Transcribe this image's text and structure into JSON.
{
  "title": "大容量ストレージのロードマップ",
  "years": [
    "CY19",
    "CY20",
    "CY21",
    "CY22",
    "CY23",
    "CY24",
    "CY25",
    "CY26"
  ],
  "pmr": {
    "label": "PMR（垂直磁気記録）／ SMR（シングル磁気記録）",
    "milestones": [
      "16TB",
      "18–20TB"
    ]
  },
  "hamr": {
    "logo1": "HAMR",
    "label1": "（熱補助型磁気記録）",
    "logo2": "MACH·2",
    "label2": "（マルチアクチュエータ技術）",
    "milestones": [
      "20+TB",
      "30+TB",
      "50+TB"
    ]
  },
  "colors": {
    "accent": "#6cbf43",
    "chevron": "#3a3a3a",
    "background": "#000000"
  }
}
■ ■ ■ ■ ■
● What you are asked to do:
Retype the material above, line by line, exactly.

● Correct response:
Transcribe this image's text and structure into JSON.
{
  "title": "大容量ストレージのロードマップ",
  "years": [
    "CY19",
    "CY20",
    "CY21",
    "CY22",
    "CY23",
    "CY24",
    "CY25",
    "CY26"
  ],
  "pmr": {
    "label": "PMR（垂直磁気記録）／ SMR（シングル磁気記録）",
    "milestones": [
      "16TB",
      "18–20TB"
    ]
  },
  "hamr": {
    "logo1": "HAMR",
    "label1": "（熱補助型磁気記録）",
    "logo2": "MACH·2",
    "label2": "（マルチアクチュエータ技術）",
    "milestones": [
      "20+TB",
      "30+TB",
      "50+TB"
    ]
  },
  "colors": {
    "accent": "#6cbf43",
    "chevron": "#3a3a3a",
    "background": "#000000"
  }
}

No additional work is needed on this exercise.